● Goal of the exercise:
Wherever the word "процессных" appears in a line, copy that line.

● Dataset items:
▬▬▬

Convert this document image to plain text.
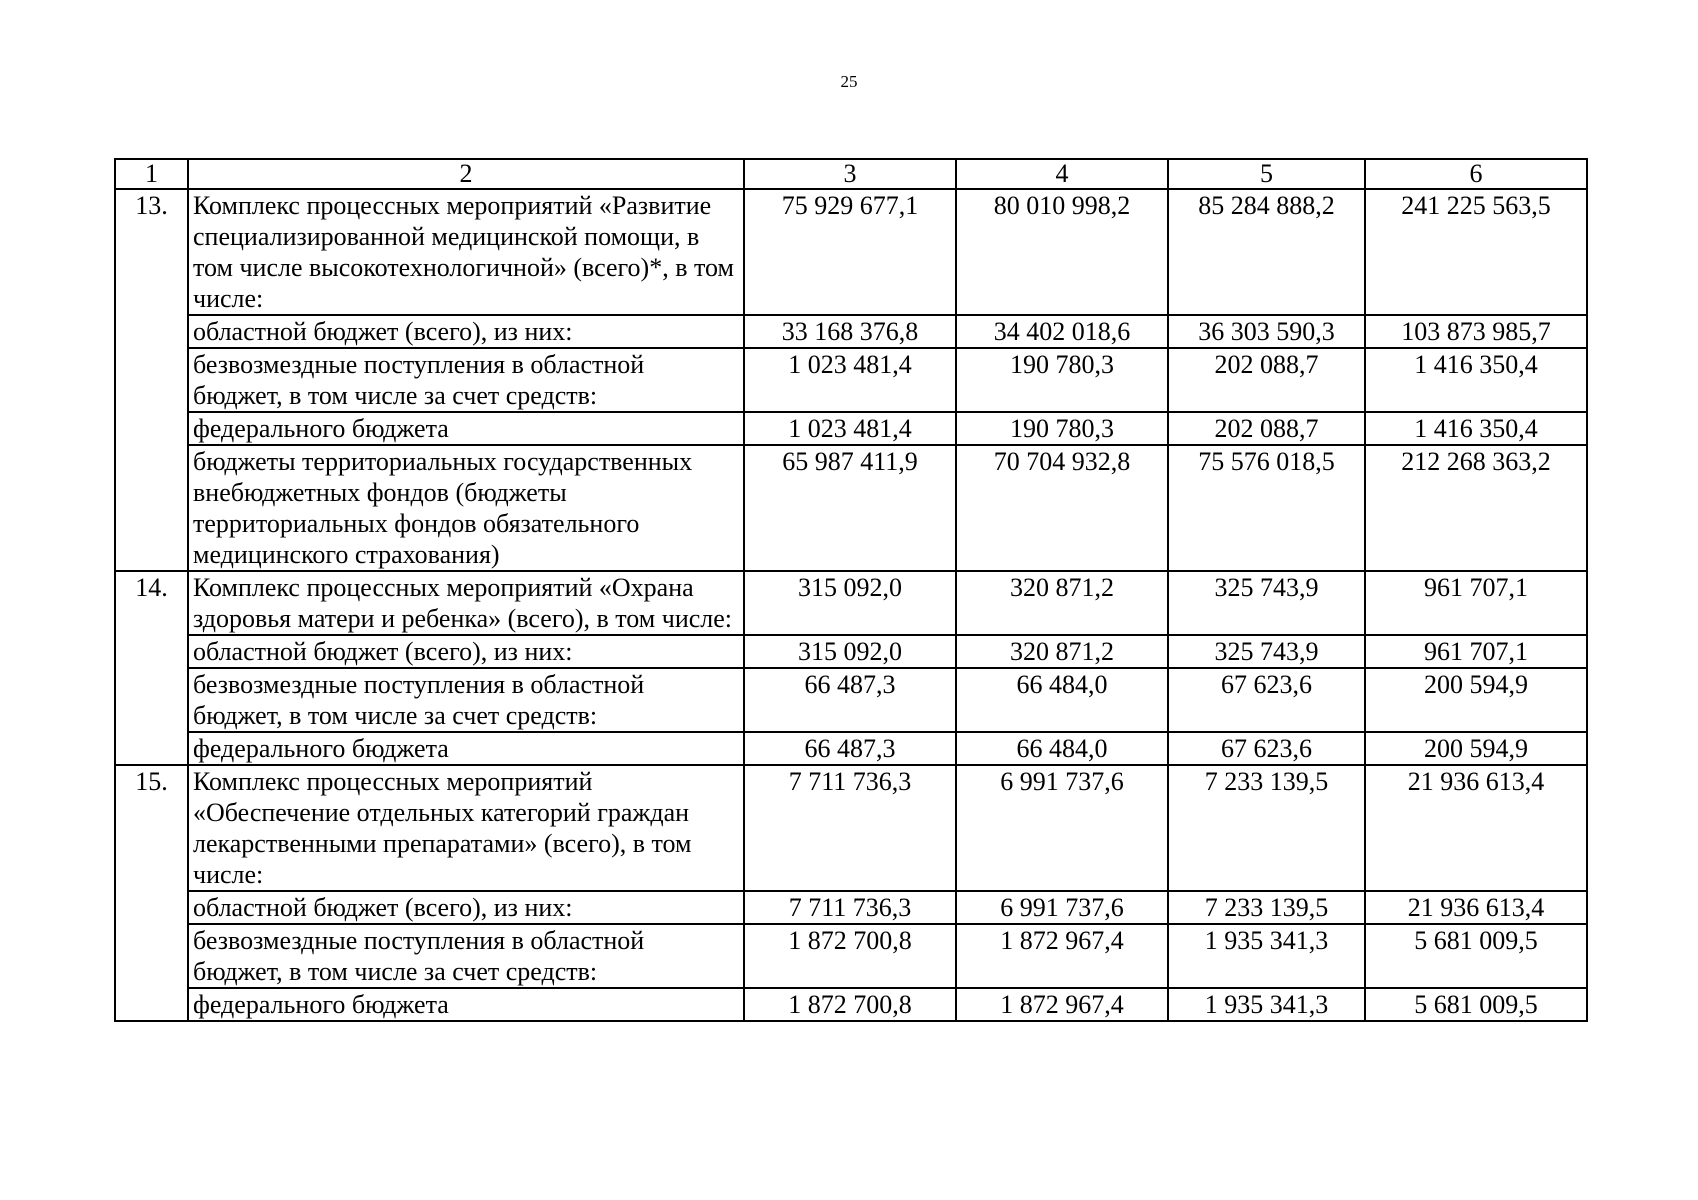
25
1	2	3	4	5	6
13.	Комплекс процессных мероприятий «Развитие специализированной медицинской помощи, в том числе высокотехнологичной» (всего)*, в том числе:	75 929 677,1	80 010 998,2	85 284 888,2	241 225 563,5
	областной бюджет (всего), из них:	33 168 376,8	34 402 018,6	36 303 590,3	103 873 985,7
	безвозмездные поступления в областной бюджет, в том числе за счет средств:	1 023 481,4	190 780,3	202 088,7	1 416 350,4
	федерального бюджета	1 023 481,4	190 780,3	202 088,7	1 416 350,4
	бюджеты территориальных государственных внебюджетных фондов (бюджеты территориальных фондов обязательного медицинского страхования)	65 987 411,9	70 704 932,8	75 576 018,5	212 268 363,2
14.	Комплекс процессных мероприятий «Охрана здоровья матери и ребенка» (всего), в том числе:	315 092,0	320 871,2	325 743,9	961 707,1
	областной бюджет (всего), из них:	315 092,0	320 871,2	325 743,9	961 707,1
	безвозмездные поступления в областной бюджет, в том числе за счет средств:	66 487,3	66 484,0	67 623,6	200 594,9
	федерального бюджета	66 487,3	66 484,0	67 623,6	200 594,9
15.	Комплекс процессных мероприятий «Обеспечение отдельных категорий граждан лекарственными препаратами» (всего), в том числе:	7 711 736,3	6 991 737,6	7 233 139,5	21 936 613,4
	областной бюджет (всего), из них:	7 711 736,3	6 991 737,6	7 233 139,5	21 936 613,4
	безвозмездные поступления в областной бюджет, в том числе за счет средств:	1 872 700,8	1 872 967,4	1 935 341,3	5 681 009,5
	федерального бюджета	1 872 700,8	1 872 967,4	1 935 341,3	5 681 009,5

▬▬▬

● Completed task:
13.	Комплекс процессных мероприятий «Развитие специализированной медицинской помощи, в том числе высокотехнологичной» (всего)*, в том числе:	75 929 677,1	80 010 998,2	85 284 888,2	241 225 563,5
14.	Комплекс процессных мероприятий «Охрана здоровья матери и ребенка» (всего), в том числе:	315 092,0	320 871,2	325 743,9	961 707,1
15.	Комплекс процессных мероприятий «Обеспечение отдельных категорий граждан лекарственными препаратами» (всего), в том числе:	7 711 736,3	6 991 737,6	7 233 139,5	21 936 613,4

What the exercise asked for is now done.